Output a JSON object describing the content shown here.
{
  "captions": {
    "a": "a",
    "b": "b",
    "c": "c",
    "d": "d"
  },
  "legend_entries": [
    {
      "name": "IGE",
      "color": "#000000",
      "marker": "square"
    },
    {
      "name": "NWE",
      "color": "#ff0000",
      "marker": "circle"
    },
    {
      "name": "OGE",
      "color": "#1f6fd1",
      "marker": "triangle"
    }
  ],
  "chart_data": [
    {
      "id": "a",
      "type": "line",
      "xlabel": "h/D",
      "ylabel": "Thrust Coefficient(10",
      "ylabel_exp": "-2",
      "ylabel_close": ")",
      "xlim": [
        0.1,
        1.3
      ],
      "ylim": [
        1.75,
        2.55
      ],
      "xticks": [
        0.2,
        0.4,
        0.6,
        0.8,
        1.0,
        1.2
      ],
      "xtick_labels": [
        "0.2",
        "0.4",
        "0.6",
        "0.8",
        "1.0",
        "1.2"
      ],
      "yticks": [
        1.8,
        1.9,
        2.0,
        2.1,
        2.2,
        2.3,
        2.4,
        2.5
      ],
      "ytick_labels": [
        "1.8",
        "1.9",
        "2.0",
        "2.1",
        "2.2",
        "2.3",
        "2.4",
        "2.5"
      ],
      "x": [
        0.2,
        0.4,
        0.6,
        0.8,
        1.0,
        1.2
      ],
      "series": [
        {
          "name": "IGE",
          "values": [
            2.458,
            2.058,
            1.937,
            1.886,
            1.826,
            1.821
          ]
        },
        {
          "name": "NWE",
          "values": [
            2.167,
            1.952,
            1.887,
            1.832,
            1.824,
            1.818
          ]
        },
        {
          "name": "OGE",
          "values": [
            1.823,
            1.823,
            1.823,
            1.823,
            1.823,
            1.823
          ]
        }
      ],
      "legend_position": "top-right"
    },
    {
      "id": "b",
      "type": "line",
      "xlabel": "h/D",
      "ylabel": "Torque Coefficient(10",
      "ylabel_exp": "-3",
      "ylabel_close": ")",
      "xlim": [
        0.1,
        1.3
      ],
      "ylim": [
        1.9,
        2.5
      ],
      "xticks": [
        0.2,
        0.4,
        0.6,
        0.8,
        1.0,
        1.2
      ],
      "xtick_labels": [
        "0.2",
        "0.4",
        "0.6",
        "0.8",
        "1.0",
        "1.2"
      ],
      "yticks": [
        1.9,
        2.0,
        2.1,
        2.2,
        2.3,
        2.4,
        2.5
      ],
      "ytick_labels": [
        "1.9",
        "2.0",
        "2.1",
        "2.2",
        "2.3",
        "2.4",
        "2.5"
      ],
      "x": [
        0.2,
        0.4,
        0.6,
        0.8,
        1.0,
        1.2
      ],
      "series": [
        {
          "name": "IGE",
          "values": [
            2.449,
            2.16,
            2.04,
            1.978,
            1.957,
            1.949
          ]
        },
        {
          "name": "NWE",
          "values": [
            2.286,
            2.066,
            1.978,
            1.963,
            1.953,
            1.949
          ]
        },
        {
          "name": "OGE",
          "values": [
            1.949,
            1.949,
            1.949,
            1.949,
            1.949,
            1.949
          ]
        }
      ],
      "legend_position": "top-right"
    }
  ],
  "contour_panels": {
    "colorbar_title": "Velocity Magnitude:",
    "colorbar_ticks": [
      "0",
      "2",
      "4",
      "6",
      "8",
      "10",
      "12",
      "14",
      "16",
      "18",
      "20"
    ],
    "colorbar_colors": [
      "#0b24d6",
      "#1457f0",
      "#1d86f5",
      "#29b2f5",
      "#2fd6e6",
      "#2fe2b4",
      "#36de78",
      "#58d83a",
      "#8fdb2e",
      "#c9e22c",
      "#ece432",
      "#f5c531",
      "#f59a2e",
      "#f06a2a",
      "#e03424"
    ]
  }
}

━━━━

**WORK REQUIRED**
Say how many lines in the entries contain the string "Coefficient", and leave out everything else.

**SOLUTION FOR THIS EXERCISE**
2